Extracted data entries
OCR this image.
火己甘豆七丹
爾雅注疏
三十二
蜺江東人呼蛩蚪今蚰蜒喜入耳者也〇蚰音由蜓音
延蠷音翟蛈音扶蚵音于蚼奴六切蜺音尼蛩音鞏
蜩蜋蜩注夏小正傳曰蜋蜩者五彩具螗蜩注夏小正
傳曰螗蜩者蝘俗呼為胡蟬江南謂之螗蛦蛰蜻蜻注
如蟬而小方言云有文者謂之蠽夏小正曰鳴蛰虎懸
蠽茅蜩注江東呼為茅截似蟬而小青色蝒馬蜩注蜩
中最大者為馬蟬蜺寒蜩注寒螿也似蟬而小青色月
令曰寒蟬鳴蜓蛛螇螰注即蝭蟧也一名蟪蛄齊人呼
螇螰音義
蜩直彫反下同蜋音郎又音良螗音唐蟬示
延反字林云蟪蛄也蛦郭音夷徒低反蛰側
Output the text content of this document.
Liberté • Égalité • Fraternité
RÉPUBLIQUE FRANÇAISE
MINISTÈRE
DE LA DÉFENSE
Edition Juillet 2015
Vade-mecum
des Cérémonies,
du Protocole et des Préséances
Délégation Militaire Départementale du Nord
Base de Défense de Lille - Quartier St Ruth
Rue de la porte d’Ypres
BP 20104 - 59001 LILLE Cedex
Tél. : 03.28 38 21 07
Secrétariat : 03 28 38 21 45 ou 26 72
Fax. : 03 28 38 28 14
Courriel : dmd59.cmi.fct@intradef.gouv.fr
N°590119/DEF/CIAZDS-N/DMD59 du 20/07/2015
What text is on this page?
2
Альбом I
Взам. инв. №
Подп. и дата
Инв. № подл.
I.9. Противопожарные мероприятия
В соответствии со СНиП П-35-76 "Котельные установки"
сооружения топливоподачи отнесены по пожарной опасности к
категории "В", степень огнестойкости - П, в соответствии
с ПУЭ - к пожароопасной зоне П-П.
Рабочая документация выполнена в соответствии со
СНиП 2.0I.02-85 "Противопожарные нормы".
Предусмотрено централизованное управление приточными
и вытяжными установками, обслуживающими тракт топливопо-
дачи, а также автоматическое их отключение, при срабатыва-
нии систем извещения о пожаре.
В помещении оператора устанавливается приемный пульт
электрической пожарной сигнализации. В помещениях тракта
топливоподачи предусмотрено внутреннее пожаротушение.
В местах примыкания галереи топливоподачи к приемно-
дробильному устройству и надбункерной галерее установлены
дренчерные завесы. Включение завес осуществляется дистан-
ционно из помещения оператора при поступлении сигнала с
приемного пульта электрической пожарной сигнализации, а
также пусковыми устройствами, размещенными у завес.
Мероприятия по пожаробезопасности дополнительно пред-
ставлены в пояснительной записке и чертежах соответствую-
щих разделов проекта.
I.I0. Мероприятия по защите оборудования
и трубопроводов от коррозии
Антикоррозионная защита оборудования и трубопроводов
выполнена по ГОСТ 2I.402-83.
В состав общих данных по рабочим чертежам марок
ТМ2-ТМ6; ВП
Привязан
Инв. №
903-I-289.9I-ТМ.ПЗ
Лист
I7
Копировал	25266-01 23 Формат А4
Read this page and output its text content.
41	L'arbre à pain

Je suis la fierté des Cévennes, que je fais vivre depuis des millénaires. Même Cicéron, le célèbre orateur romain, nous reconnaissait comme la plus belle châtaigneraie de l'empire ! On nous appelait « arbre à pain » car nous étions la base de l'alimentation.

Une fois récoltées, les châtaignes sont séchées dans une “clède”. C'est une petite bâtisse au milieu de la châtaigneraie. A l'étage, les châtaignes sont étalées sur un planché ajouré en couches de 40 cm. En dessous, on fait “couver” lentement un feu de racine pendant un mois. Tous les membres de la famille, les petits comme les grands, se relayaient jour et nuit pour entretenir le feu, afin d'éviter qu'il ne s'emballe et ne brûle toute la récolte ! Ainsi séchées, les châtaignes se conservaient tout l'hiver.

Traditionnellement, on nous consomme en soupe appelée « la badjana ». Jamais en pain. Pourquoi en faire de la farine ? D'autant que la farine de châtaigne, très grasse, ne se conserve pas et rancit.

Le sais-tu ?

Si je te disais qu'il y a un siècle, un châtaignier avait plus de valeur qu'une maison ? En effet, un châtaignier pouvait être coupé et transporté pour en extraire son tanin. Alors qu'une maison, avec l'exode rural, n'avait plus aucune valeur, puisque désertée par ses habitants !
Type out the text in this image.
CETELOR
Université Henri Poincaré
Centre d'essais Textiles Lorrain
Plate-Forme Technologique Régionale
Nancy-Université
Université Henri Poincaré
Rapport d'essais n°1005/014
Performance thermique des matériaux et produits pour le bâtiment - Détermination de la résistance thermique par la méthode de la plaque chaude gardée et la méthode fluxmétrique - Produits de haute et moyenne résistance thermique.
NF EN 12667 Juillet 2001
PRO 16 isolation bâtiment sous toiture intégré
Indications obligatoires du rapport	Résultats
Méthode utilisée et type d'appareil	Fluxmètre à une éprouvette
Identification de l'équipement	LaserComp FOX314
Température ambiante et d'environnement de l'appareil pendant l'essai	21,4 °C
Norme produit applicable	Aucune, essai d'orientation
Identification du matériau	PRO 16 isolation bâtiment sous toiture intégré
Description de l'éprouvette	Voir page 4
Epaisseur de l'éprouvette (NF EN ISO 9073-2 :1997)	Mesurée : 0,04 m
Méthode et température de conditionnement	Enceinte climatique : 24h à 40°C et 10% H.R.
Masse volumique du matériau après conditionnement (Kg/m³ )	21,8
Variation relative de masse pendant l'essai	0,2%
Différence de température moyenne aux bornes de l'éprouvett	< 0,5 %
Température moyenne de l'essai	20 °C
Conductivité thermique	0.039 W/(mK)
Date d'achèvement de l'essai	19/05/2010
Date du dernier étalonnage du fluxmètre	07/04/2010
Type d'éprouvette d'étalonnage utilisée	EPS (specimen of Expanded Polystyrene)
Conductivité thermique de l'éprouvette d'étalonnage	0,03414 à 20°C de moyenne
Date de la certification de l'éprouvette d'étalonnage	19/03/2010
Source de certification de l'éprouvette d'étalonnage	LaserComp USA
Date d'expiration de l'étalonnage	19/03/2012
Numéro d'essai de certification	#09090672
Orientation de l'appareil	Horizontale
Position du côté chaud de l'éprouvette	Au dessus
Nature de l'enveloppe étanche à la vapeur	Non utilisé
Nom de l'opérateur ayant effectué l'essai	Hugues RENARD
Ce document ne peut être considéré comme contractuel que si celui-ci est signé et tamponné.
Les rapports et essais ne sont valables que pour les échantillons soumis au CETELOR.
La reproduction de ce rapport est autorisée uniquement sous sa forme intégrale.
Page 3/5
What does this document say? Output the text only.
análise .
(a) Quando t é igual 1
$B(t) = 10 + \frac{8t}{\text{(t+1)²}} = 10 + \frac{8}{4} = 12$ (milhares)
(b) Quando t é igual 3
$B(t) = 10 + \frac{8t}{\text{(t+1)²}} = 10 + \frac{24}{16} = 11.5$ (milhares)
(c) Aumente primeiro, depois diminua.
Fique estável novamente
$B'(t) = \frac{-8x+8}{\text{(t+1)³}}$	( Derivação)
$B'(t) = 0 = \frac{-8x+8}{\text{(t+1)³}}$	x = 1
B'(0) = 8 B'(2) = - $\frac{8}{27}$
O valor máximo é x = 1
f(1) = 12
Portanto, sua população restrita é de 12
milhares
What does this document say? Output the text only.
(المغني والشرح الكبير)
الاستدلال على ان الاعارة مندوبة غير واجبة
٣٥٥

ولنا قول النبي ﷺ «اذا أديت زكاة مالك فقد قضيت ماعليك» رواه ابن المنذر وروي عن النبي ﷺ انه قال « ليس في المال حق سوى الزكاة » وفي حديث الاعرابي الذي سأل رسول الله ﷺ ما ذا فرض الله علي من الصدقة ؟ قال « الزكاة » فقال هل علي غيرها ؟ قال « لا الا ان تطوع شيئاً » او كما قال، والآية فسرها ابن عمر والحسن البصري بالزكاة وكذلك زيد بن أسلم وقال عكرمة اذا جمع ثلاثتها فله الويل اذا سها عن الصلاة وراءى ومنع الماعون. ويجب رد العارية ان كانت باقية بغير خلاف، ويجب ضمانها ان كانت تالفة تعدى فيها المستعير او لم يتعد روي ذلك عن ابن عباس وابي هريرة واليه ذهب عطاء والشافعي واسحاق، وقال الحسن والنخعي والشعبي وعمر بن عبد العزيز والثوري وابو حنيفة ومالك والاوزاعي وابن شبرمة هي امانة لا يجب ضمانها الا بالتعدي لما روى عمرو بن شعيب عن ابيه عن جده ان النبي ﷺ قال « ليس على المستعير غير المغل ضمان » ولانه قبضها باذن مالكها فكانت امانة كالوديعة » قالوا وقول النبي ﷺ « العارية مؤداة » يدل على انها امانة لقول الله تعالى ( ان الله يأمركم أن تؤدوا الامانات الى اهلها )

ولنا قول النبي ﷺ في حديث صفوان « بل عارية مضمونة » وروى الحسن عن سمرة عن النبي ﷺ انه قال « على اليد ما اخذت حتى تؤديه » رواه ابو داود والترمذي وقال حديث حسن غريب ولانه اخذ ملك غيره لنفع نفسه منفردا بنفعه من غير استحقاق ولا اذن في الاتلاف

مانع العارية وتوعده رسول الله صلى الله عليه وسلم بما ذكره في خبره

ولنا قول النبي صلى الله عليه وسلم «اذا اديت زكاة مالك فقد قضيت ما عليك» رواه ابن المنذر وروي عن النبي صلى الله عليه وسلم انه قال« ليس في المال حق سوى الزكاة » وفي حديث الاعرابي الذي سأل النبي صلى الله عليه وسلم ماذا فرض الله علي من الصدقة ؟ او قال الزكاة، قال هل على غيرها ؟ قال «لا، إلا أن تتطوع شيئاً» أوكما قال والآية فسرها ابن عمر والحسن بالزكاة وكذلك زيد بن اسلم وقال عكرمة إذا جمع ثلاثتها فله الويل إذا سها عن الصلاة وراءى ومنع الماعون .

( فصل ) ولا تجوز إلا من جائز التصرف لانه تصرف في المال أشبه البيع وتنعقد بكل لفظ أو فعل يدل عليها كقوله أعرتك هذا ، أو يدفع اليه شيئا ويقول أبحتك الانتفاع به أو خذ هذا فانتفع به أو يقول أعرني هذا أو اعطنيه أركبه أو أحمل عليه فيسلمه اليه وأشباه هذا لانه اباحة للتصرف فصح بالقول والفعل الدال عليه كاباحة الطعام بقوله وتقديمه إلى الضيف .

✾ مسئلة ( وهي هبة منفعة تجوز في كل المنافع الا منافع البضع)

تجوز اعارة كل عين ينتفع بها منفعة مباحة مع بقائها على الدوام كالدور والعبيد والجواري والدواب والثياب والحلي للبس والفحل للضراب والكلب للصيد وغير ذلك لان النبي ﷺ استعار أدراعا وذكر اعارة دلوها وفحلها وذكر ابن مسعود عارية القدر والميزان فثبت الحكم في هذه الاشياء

_Your goal_:
Check every line of the data, and copy the ones that contain "الزكاة".

_Solution for this problem_:
ولنا قول النبي ﷺ «اذا أديت زكاة مالك فقد قضيت ماعليك» رواه ابن المنذر وروي عن النبي ﷺ انه قال « ليس في المال حق سوى الزكاة » وفي حديث الاعرابي الذي سأل رسول الله ﷺ ما ذا فرض الله علي من الصدقة ؟ قال « الزكاة » فقال هل علي غيرها ؟ قال « لا الا ان تطوع شيئاً » او كما قال، والآية فسرها ابن عمر والحسن البصري بالزكاة وكذلك زيد بن أسلم وقال عكرمة اذا جمع ثلاثتها فله الويل اذا سها عن الصلاة وراءى ومنع الماعون. ويجب رد العارية ان كانت باقية بغير خلاف، ويجب ضمانها ان كانت تالفة تعدى فيها المستعير او لم يتعد روي ذلك عن ابن عباس وابي هريرة واليه ذهب عطاء والشافعي واسحاق، وقال الحسن والنخعي والشعبي وعمر بن عبد العزيز والثوري وابو حنيفة ومالك والاوزاعي وابن شبرمة هي امانة لا يجب ضمانها الا بالتعدي لما روى عمرو بن شعيب عن ابيه عن جده ان النبي ﷺ قال « ليس على المستعير غير المغل ضمان » ولانه قبضها باذن مالكها فكانت امانة كالوديعة » قالوا وقول النبي ﷺ « العارية مؤداة » يدل على انها امانة لقول الله تعالى ( ان الله يأمركم أن تؤدوا الامانات الى اهلها )
ولنا قول النبي صلى الله عليه وسلم «اذا اديت زكاة مالك فقد قضيت ما عليك» رواه ابن المنذر وروي عن النبي صلى الله عليه وسلم انه قال« ليس في المال حق سوى الزكاة » وفي حديث الاعرابي الذي سأل النبي صلى الله عليه وسلم ماذا فرض الله علي من الصدقة ؟ او قال الزكاة، قال هل على غيرها ؟ قال «لا، إلا أن تتطوع شيئاً» أوكما قال والآية فسرها ابن عمر والحسن بالزكاة وكذلك زيد بن اسلم وقال عكرمة إذا جمع ثلاثتها فله الويل إذا سها عن الصلاة وراءى ومنع الماعون .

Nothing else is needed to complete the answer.